***** Data *****
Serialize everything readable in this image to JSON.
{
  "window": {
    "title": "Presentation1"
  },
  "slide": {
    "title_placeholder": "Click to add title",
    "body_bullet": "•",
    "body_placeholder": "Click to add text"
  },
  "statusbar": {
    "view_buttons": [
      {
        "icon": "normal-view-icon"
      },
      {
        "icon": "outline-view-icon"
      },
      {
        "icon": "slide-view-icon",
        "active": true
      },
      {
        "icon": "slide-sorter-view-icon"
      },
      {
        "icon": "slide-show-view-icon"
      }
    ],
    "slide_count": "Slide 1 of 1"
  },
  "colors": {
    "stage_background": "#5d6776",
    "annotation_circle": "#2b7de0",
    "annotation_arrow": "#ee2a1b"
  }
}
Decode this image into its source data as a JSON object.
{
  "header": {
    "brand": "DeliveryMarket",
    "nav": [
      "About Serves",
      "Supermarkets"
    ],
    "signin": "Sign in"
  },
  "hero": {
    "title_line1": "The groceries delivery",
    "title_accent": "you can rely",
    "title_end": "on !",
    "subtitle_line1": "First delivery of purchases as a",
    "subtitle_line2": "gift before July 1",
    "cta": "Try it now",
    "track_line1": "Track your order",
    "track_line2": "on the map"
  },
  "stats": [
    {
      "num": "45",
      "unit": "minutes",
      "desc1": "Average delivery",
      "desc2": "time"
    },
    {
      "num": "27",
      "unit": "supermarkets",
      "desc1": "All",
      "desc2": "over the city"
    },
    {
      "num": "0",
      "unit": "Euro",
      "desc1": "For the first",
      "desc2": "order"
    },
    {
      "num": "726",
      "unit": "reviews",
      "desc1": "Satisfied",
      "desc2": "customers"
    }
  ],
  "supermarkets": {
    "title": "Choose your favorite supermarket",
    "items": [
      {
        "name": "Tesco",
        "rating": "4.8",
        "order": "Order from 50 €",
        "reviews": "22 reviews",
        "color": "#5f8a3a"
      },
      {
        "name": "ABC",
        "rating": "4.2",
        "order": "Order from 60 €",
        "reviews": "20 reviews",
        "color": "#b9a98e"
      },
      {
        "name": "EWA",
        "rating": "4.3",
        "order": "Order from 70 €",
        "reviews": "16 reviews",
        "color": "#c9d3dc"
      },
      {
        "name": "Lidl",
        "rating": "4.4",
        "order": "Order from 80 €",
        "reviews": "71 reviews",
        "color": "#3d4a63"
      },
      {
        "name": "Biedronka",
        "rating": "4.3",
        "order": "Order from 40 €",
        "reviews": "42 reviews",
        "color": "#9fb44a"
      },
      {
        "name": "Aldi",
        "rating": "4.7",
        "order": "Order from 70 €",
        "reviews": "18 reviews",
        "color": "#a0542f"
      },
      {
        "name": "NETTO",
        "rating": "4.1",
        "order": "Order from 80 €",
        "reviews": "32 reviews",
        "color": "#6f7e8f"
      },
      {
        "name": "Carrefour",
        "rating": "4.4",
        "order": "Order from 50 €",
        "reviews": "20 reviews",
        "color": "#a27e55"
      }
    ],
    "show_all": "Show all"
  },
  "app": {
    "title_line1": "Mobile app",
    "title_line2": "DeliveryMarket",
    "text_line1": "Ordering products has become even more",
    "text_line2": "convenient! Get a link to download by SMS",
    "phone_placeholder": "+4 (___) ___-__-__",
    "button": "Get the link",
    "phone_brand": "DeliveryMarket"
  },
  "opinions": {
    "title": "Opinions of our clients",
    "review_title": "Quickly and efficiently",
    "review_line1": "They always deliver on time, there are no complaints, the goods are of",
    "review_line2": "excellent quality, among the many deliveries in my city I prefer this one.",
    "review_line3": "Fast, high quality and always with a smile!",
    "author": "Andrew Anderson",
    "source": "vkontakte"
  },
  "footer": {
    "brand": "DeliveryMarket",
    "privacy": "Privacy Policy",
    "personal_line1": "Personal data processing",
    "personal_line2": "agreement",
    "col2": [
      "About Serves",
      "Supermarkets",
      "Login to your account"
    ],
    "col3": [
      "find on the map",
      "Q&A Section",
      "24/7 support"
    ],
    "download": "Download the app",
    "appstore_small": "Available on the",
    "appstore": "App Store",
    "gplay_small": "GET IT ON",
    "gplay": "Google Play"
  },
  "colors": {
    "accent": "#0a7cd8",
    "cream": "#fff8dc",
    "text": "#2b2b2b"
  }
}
*****
Task to carry out –
Locate all lines holding the word "reviews", then copy them out.

Reply –
      "unit": "reviews",
        "reviews": "22 reviews",
        "reviews": "20 reviews",
        "reviews": "16 reviews",
        "reviews": "71 reviews",
        "reviews": "42 reviews",
        "reviews": "18 reviews",
        "reviews": "32 reviews",
        "reviews": "20 reviews",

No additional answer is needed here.